* DIRECTIONS:
- a) Output the part of the infinitely-many-solutions problem that opens with the words containing "Since the equation" and closes with "completely overlap each other.".
- b) Answer these from the infinitely-many-solutions problem, one per line:
(i) At which point does line (i) cross the x-axis?
(ii) What is the coefficient of y in the equation 15x + 3y = 12?
(iii) Which three ways can two lines in a two-dimensional Cartesian plane relate to each other?

───── EXCERPT TO READ

Question

What should be the value of $\lambda$ for the given equations to have infinitely many solutions?
$5x + \lambda y = 4$ and $15x + 3y = 12$

Answer 1

The given equation represents two lines in the Cartesian plane and for two lines to have infinitely many solutions in a two-dimensional plane they must overlap each other. And for two lines ${a_1}x + {b_1}y = {c_1}{\text{ and }}{a_2}x + {b_2}y = {c_2}$ the condition for them to be overlapping will be $\dfrac{{{a_1}}}{{{a_2}}} = \dfrac{{{b_1}}}{{{b_2}}} = \dfrac{{{c_1}}}{{{c_2}}}$ . Use this condition to find the value of $\lambda$ .

Complete step-by-step answer:
Here in this problem, we are given with two linear equations, i.e. $5x + \lambda y = 4$ and $15x + 3y = 12$ in two variables $x$ and $y$ . The coefficient of the variable $y$ in the first equation is $\lambda$ , which is the unknown in this equation. We need to find the value of the unknown $\lambda$ for which these equations have infinitely many solutions.
As we know that the two lines present in a two-dimensional Cartesian plane can either be intersecting, overlapping, or parallel to each other. A linear equation in two variables can be represented by a straight line.
The given equations are:
$5x + \lambda y = 4$ ………(i)
$15x + 3y = 12$ …………(ii)
Since the equation of x-axis is $y = 0$ , so if we will put $y = 0$ in the equation we will get the points on x-axis where these lines cross the axis.
Therefore, for $y = 0$ , we get:
In equation (i) $5x + \lambda y = 5x + \lambda \times 0 = 4 \Rightarrow 5x = 4 \Rightarrow x = \dfrac{4}{5}$
Hence, the line (i) crosses the x-axis at point $\left( {\dfrac{4}{5},0} \right)$
In equation (ii) $15x + 3y = 15x + 3 \times 0 = 12 \Rightarrow 15x = 12 \Rightarrow x = \dfrac{{12}}{{15}} = \dfrac{4}{5}$
Hence, the line (ii) crosses the x-axis at point $\left( {\dfrac{4}{5},0} \right)$
Therefore, both the lines pass through a common point, i.e. $\left( {\dfrac{4}{5},0} \right)$
Now we know that both lines lie in the same plane and have a point of intersection. So we can conclude that for these equations to have infinitely many solutions, they must completely overlap each other.

──────────
───── COLLECTED MATERIAL

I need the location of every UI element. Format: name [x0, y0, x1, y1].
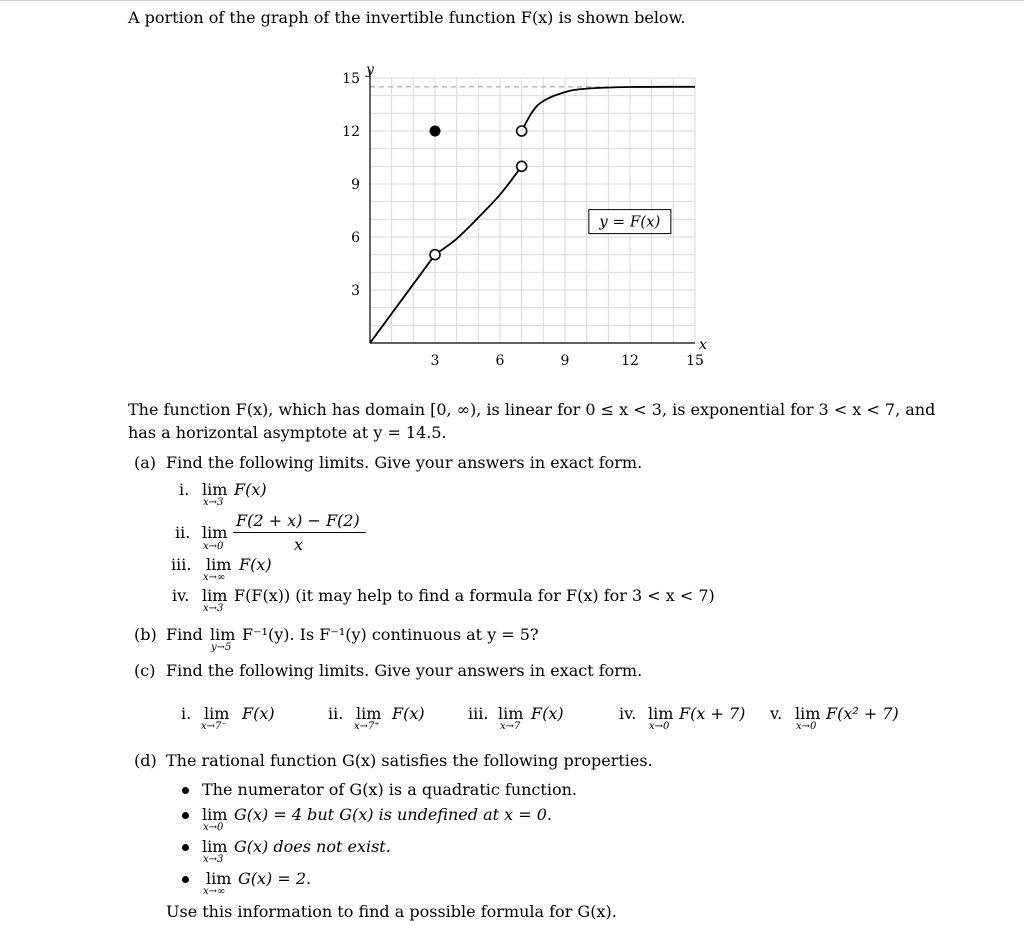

──────────

* SOLUTIONS BELOW:
- a)
Since the equation of x-axis is $y = 0$ , so if we will put $y = 0$ in the equation we will get the points on x-axis where these lines cross the axis.
Therefore, for $y = 0$ , we get:
In equation (i) $5x + \lambda y = 5x + \lambda \times 0 = 4 \Rightarrow 5x = 4 \Rightarrow x = \dfrac{4}{5}$
Hence, the line (i) crosses the x-axis at point $\left( {\dfrac{4}{5},0} \right)$
In equation (ii) $15x + 3y = 15x + 3 \times 0 = 12 \Rightarrow 15x = 12 \Rightarrow x = \dfrac{{12}}{{15}} = \dfrac{4}{5}$
Hence, the line (ii) crosses the x-axis at point $\left( {\dfrac{4}{5},0} \right)$
Therefore, both the lines pass through a common point, i.e. $\left( {\dfrac{4}{5},0} \right)$
Now we know that both lines lie in the same plane and have a point of intersection. So we can conclude that for these equations to have infinitely many solutions, they must completely overlap each other.

- b)
(i) At the point (4/5, 0).
(ii) 3
(iii) They can be intersecting, overlapping, or parallel.